> _TASK STATEMENT_
Make an exact copy of all the material below, apart from the pictures.

> _DATA FOR THE TASK_
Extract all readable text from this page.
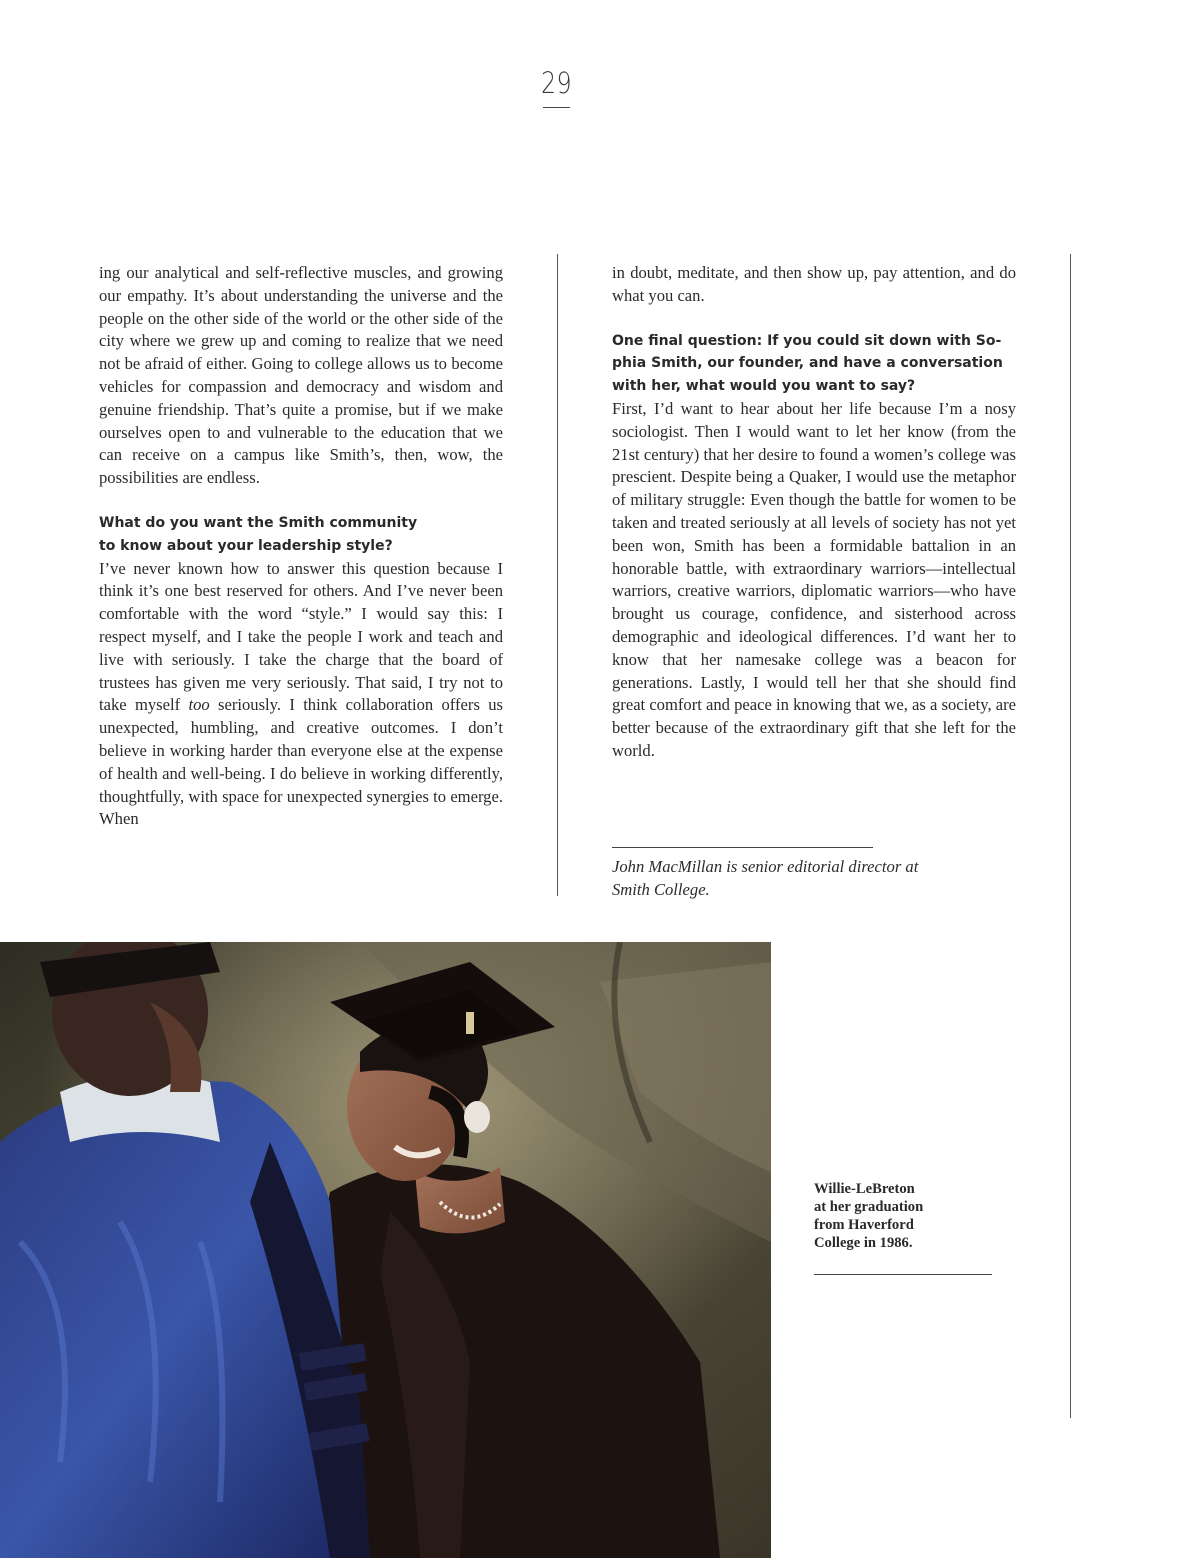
29

ing our analytical and self-reflective muscles, and growing our empathy. It’s about understanding the universe and the people on the other side of the world or the other side of the city where we grew up and coming to realize that we need not be afraid of either. Going to college allows us to become vehicles for compassion and democracy and wisdom and genuine friendship. That’s quite a promise, but if we make ourselves open to and vulnerable to the education that we can receive on a campus like Smith’s, then, wow, the possibilities are endless.

What do you want the Smith community
to know about your leadership style?

I’ve never known how to answer this question because I think it’s one best reserved for others. And I’ve never been comfortable with the word “style.” I would say this: I respect myself, and I take the people I work and teach and live with seriously. I take the charge that the board of trustees has given me very seriously. That said, I try not to take myself too seriously. I think collaboration offers us unexpected, humbling, and creative outcomes. I don’t believe in working harder than everyone else at the expense of health and well-being. I do believe in working differently, thoughtfully, with space for unexpected synergies to emerge. When

in doubt, meditate, and then show up, pay attention, and do what you can.

One final question: If you could sit down with So-
phia Smith, our founder, and have a conversation
with her, what would you want to say?

First, I’d want to hear about her life because I’m a nosy sociologist. Then I would want to let her know (from the 21st century) that her desire to found a women’s college was prescient. Despite being a Quaker, I would use the metaphor of military struggle: Even though the battle for women to be taken and treated seriously at all levels of society has not yet been won, Smith has been a formidable battalion in an honorable battle, with extraordinary warriors—intellectual warriors, creative warriors, diplomatic warriors—who have brought us courage, confidence, and sisterhood across demographic and ideological differences. I’d want her to know that her namesake college was a beacon for generations. Lastly, I would tell her that she should find great comfort and peace in knowing that we, as a society, are better because of the extraordinary gift that she left for the world.

John MacMillan is senior editorial director at
Smith College.
Willie-LeBreton
at her graduation
from Haverford
College in 1986.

> _ANSWER BELOW_
Extract all readable text from this page.
29

ing our analytical and self-reflective muscles, and growing our empathy. It’s about understanding the universe and the people on the other side of the world or the other side of the city where we grew up and coming to realize that we need not be afraid of either. Going to college allows us to become vehicles for compassion and democracy and wisdom and genuine friendship. That’s quite a promise, but if we make ourselves open to and vulnerable to the education that we can receive on a campus like Smith’s, then, wow, the possibilities are endless.

What do you want the Smith community
to know about your leadership style?

I’ve never known how to answer this question because I think it’s one best reserved for others. And I’ve never been comfortable with the word “style.” I would say this: I respect myself, and I take the people I work and teach and live with seriously. I take the charge that the board of trustees has given me very seriously. That said, I try not to take myself too seriously. I think collaboration offers us unexpected, humbling, and creative outcomes. I don’t believe in working harder than everyone else at the expense of health and well-being. I do believe in working differently, thoughtfully, with space for unexpected synergies to emerge. When

in doubt, meditate, and then show up, pay attention, and do what you can.

One final question: If you could sit down with So-
phia Smith, our founder, and have a conversation
with her, what would you want to say?

First, I’d want to hear about her life because I’m a nosy sociologist. Then I would want to let her know (from the 21st century) that her desire to found a women’s college was prescient. Despite being a Quaker, I would use the metaphor of military struggle: Even though the battle for women to be taken and treated seriously at all levels of society has not yet been won, Smith has been a formidable battalion in an honorable battle, with extraordinary warriors—intellectual warriors, creative warriors, diplomatic warriors—who have brought us courage, confidence, and sisterhood across demographic and ideological differences. I’d want her to know that her namesake college was a beacon for generations. Lastly, I would tell her that she should find great comfort and peace in knowing that we, as a society, are better because of the extraordinary gift that she left for the world.

John MacMillan is senior editorial director at
Smith College.
Willie-LeBreton
at her graduation
from Haverford
College in 1986.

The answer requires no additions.